• [Set exercise] Copy each of the following entries word for word, exactly as it appears.

Start

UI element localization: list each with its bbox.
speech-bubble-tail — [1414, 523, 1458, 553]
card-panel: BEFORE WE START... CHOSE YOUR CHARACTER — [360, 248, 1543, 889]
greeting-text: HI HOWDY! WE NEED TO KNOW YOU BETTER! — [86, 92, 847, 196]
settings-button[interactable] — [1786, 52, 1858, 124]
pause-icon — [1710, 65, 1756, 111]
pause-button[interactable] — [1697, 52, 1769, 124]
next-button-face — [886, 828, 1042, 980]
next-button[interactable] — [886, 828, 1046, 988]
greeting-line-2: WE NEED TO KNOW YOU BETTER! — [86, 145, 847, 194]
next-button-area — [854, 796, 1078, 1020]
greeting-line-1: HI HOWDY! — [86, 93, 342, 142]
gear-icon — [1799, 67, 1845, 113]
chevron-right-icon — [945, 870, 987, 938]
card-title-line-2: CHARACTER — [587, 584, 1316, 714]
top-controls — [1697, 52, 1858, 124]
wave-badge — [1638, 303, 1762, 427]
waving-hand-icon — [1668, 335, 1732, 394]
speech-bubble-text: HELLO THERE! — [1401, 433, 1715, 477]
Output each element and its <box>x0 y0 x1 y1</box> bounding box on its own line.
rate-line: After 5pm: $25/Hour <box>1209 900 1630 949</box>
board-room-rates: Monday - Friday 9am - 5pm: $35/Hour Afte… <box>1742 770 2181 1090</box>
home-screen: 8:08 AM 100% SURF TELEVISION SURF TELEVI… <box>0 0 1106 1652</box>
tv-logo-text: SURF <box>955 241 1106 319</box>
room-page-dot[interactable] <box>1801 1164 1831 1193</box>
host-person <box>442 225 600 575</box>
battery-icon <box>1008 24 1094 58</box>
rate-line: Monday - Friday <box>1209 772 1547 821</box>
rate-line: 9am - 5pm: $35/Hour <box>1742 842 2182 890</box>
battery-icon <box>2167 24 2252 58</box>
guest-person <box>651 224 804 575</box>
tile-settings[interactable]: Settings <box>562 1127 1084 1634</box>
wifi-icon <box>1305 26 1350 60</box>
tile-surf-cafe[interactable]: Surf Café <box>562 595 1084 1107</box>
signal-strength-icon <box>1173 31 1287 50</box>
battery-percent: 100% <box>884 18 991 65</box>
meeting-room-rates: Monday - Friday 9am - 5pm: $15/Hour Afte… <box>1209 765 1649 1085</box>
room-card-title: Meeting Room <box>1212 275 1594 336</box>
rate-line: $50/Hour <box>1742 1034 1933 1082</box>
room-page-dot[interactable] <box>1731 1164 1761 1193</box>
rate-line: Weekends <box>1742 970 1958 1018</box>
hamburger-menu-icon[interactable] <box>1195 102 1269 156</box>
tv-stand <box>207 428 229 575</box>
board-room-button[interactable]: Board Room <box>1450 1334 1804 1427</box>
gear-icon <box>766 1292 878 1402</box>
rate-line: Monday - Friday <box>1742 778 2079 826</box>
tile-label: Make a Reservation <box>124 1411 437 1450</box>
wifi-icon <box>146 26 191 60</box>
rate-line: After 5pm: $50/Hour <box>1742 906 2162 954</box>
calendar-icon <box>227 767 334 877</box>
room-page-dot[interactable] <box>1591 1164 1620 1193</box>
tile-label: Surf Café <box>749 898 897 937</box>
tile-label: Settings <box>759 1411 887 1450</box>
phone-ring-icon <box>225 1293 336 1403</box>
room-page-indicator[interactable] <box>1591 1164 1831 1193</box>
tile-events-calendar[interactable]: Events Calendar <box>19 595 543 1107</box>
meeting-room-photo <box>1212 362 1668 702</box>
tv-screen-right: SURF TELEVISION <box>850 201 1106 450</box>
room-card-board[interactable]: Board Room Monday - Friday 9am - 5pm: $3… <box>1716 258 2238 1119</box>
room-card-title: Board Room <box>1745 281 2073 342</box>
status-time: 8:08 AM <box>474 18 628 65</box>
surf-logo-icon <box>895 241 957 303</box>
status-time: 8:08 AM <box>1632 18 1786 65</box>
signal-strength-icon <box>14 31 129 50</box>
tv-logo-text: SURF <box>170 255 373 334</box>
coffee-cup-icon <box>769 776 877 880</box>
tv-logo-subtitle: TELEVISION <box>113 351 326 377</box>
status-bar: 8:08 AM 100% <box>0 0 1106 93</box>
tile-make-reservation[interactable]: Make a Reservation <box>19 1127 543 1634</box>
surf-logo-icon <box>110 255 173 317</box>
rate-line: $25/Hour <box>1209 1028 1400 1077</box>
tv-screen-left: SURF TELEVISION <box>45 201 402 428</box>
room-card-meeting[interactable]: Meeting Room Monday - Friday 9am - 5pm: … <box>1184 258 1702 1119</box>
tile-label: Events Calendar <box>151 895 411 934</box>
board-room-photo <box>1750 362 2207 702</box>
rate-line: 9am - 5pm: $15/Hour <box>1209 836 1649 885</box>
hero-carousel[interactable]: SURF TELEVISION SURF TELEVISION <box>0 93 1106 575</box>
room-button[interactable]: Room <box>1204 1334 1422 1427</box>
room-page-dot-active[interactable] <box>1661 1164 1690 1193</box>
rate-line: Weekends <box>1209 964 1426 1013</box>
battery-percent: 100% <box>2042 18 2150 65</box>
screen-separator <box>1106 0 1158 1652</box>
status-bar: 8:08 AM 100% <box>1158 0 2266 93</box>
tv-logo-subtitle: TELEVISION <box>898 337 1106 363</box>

End

• [Solution below]
UI element localization: list each with its bbox.
speech-bubble-tail — [1414, 523, 1458, 553]
card-panel: BEFORE WE START... CHOSE YOUR CHARACTER — [360, 248, 1543, 889]
greeting-text: HI HOWDY! WE NEED TO KNOW YOU BETTER! — [86, 92, 847, 196]
settings-button[interactable] — [1786, 52, 1858, 124]
pause-icon — [1710, 65, 1756, 111]
pause-button[interactable] — [1697, 52, 1769, 124]
next-button-face — [886, 828, 1042, 980]
next-button[interactable] — [886, 828, 1046, 988]
greeting-line-2: WE NEED TO KNOW YOU BETTER! — [86, 145, 847, 194]
next-button-area — [854, 796, 1078, 1020]
greeting-line-1: HI HOWDY! — [86, 93, 342, 142]
gear-icon — [1799, 67, 1845, 113]
chevron-right-icon — [945, 870, 987, 938]
card-title-line-2: CHARACTER — [587, 584, 1316, 714]
top-controls — [1697, 52, 1858, 124]
wave-badge — [1638, 303, 1762, 427]
waving-hand-icon — [1668, 335, 1732, 394]
speech-bubble-text: HELLO THERE! — [1401, 433, 1715, 477]
Output each element and its <box>x0 y0 x1 y1</box> bounding box on its own line.
rate-line: After 5pm: $25/Hour <box>1209 900 1630 949</box>
board-room-rates: Monday - Friday 9am - 5pm: $35/Hour Afte… <box>1742 770 2181 1090</box>
home-screen: 8:08 AM 100% SURF TELEVISION SURF TELEVI… <box>0 0 1106 1652</box>
tv-logo-text: SURF <box>955 241 1106 319</box>
room-page-dot[interactable] <box>1801 1164 1831 1193</box>
host-person <box>442 225 600 575</box>
battery-icon <box>1008 24 1094 58</box>
rate-line: Monday - Friday <box>1209 772 1547 821</box>
rate-line: 9am - 5pm: $35/Hour <box>1742 842 2182 890</box>
battery-icon <box>2167 24 2252 58</box>
guest-person <box>651 224 804 575</box>
tile-settings[interactable]: Settings <box>562 1127 1084 1634</box>
wifi-icon <box>1305 26 1350 60</box>
tile-surf-cafe[interactable]: Surf Café <box>562 595 1084 1107</box>
signal-strength-icon <box>1173 31 1287 50</box>
battery-percent: 100% <box>884 18 991 65</box>
meeting-room-rates: Monday - Friday 9am - 5pm: $15/Hour Afte… <box>1209 765 1649 1085</box>
room-card-title: Meeting Room <box>1212 275 1594 336</box>
rate-line: $50/Hour <box>1742 1034 1933 1082</box>
room-page-dot[interactable] <box>1731 1164 1761 1193</box>
rate-line: Weekends <box>1742 970 1958 1018</box>
hamburger-menu-icon[interactable] <box>1195 102 1269 156</box>
tv-stand <box>207 428 229 575</box>
board-room-button[interactable]: Board Room <box>1450 1334 1804 1427</box>
gear-icon <box>766 1292 878 1402</box>
rate-line: Monday - Friday <box>1742 778 2079 826</box>
tile-label: Make a Reservation <box>124 1411 437 1450</box>
wifi-icon <box>146 26 191 60</box>
rate-line: After 5pm: $50/Hour <box>1742 906 2162 954</box>
calendar-icon <box>227 767 334 877</box>
room-page-dot[interactable] <box>1591 1164 1620 1193</box>
tile-label: Surf Café <box>749 898 897 937</box>
tile-label: Settings <box>759 1411 887 1450</box>
phone-ring-icon <box>225 1293 336 1403</box>
room-page-indicator[interactable] <box>1591 1164 1831 1193</box>
tile-events-calendar[interactable]: Events Calendar <box>19 595 543 1107</box>
meeting-room-photo <box>1212 362 1668 702</box>
tv-screen-right: SURF TELEVISION <box>850 201 1106 450</box>
room-card-board[interactable]: Board Room Monday - Friday 9am - 5pm: $3… <box>1716 258 2238 1119</box>
room-card-title: Board Room <box>1745 281 2073 342</box>
status-time: 8:08 AM <box>474 18 628 65</box>
surf-logo-icon <box>895 241 957 303</box>
status-time: 8:08 AM <box>1632 18 1786 65</box>
signal-strength-icon <box>14 31 129 50</box>
tv-logo-text: SURF <box>170 255 373 334</box>
coffee-cup-icon <box>769 776 877 880</box>
tv-logo-subtitle: TELEVISION <box>113 351 326 377</box>
status-bar: 8:08 AM 100% <box>0 0 1106 93</box>
tile-make-reservation[interactable]: Make a Reservation <box>19 1127 543 1634</box>
surf-logo-icon <box>110 255 173 317</box>
rate-line: $25/Hour <box>1209 1028 1400 1077</box>
tv-screen-left: SURF TELEVISION <box>45 201 402 428</box>
room-card-meeting[interactable]: Meeting Room Monday - Friday 9am - 5pm: … <box>1184 258 1702 1119</box>
tile-label: Events Calendar <box>151 895 411 934</box>
board-room-photo <box>1750 362 2207 702</box>
rate-line: 9am - 5pm: $15/Hour <box>1209 836 1649 885</box>
hero-carousel[interactable]: SURF TELEVISION SURF TELEVISION <box>0 93 1106 575</box>
room-button[interactable]: Room <box>1204 1334 1422 1427</box>
room-page-dot-active[interactable] <box>1661 1164 1690 1193</box>
rate-line: Weekends <box>1209 964 1426 1013</box>
battery-percent: 100% <box>2042 18 2150 65</box>
screen-separator <box>1106 0 1158 1652</box>
status-bar: 8:08 AM 100% <box>1158 0 2266 93</box>
tv-logo-subtitle: TELEVISION <box>898 337 1106 363</box>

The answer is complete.